**Problem to solve:** Quote the data below in full, minus the images.

:: Data for this exercise ::

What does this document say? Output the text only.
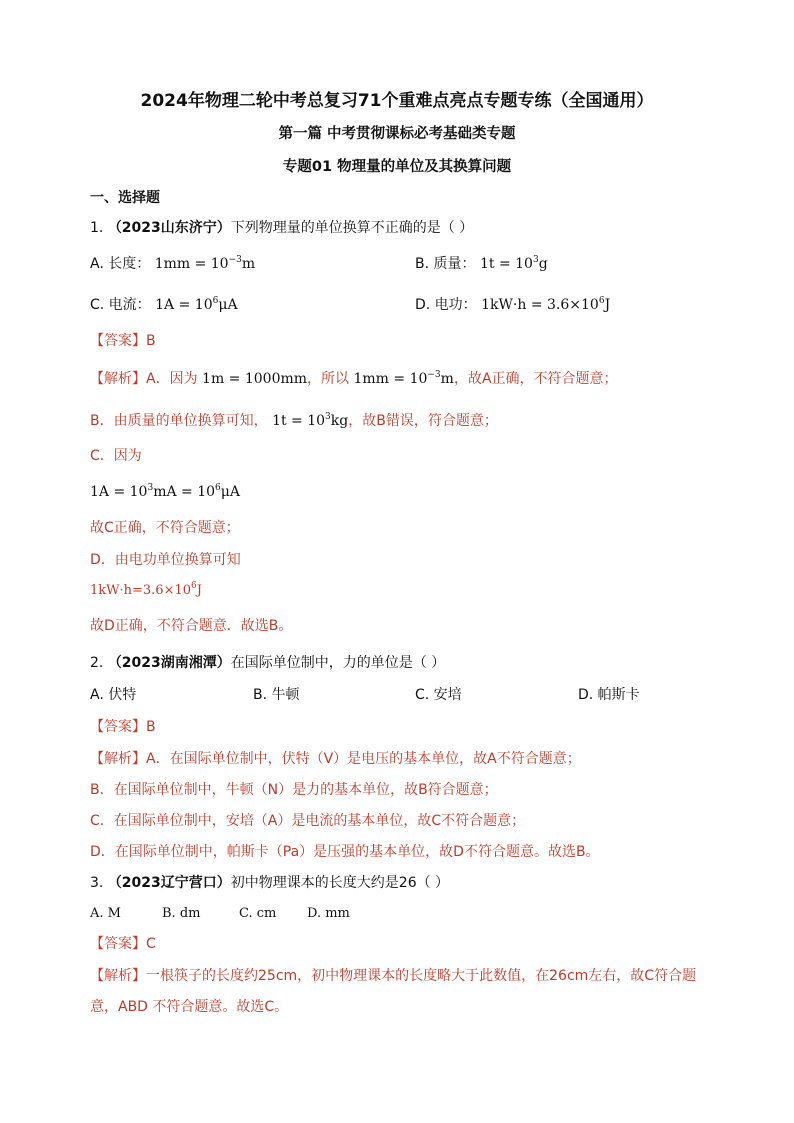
2024年物理二轮中考总复习71个重难点亮点专题专练（全国通用）
第一篇 中考贯彻课标必考基础类专题
专题01 物理量的单位及其换算问题
一、选择题
1. （2023山东济宁）下列物理量的单位换算不正确的是（ ）
A. 长度： $1mm = 10^{-3}m$	B. 质量： $1t = 10^3g$
C. 电流： $1A = 10^6\mu A$	D. 电功： $1kW\cdot h = 3.6\times 10^6J$
【答案】B
【解析】A．因为 1m = 1000mm，所以 $1mm = 10^{-3}m$，故A正确，不符合题意；
B．由质量的单位换算可知， $1t = 10^3kg$，故B错误，符合题意；
C．因为
$1A = 10^3mA = 10^6\mu A$
故C正确，不符合题意；
D．由电功单位换算可知
$1kW\cdot h=3.6\times 10^6J$
故D正确，不符合题意．故选B。
2. （2023湖南湘潭）在国际单位制中，力的单位是（ ）
A. 伏特	B. 牛顿	C. 安培	D. 帕斯卡
【答案】B
【解析】A．在国际单位制中，伏特（V）是电压的基本单位，故A不符合题意；
B．在国际单位制中，牛顿（N）是力的基本单位，故B符合题意；
C．在国际单位制中，安培（A）是电流的基本单位，故C不符合题意；
D．在国际单位制中，帕斯卡（Pa）是压强的基本单位，故D不符合题意。故选B。
3. （2023辽宁营口）初中物理课本的长度大约是26（ ）
A. M	B. dm	C. cm D. mm
【答案】C
【解析】一根筷子的长度约25cm，初中物理课本的长度略大于此数值，在26cm左右，故C符合题
意，ABD 不符合题意。故选C。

:::

**Result of the exercise:**
What does this document say? Output the text only.
2024年物理二轮中考总复习71个重难点亮点专题专练（全国通用）
第一篇 中考贯彻课标必考基础类专题
专题01 物理量的单位及其换算问题
一、选择题
1. （2023山东济宁）下列物理量的单位换算不正确的是（ ）
A. 长度： $1mm = 10^{-3}m$	B. 质量： $1t = 10^3g$
C. 电流： $1A = 10^6\mu A$	D. 电功： $1kW\cdot h = 3.6\times 10^6J$
【答案】B
【解析】A．因为 1m = 1000mm，所以 $1mm = 10^{-3}m$，故A正确，不符合题意；
B．由质量的单位换算可知， $1t = 10^3kg$，故B错误，符合题意；
C．因为
$1A = 10^3mA = 10^6\mu A$
故C正确，不符合题意；
D．由电功单位换算可知
$1kW\cdot h=3.6\times 10^6J$
故D正确，不符合题意．故选B。
2. （2023湖南湘潭）在国际单位制中，力的单位是（ ）
A. 伏特	B. 牛顿	C. 安培	D. 帕斯卡
【答案】B
【解析】A．在国际单位制中，伏特（V）是电压的基本单位，故A不符合题意；
B．在国际单位制中，牛顿（N）是力的基本单位，故B符合题意；
C．在国际单位制中，安培（A）是电流的基本单位，故C不符合题意；
D．在国际单位制中，帕斯卡（Pa）是压强的基本单位，故D不符合题意。故选B。
3. （2023辽宁营口）初中物理课本的长度大约是26（ ）
A. M	B. dm	C. cm D. mm
【答案】C
【解析】一根筷子的长度约25cm，初中物理课本的长度略大于此数值，在26cm左右，故C符合题
意，ABD 不符合题意。故选C。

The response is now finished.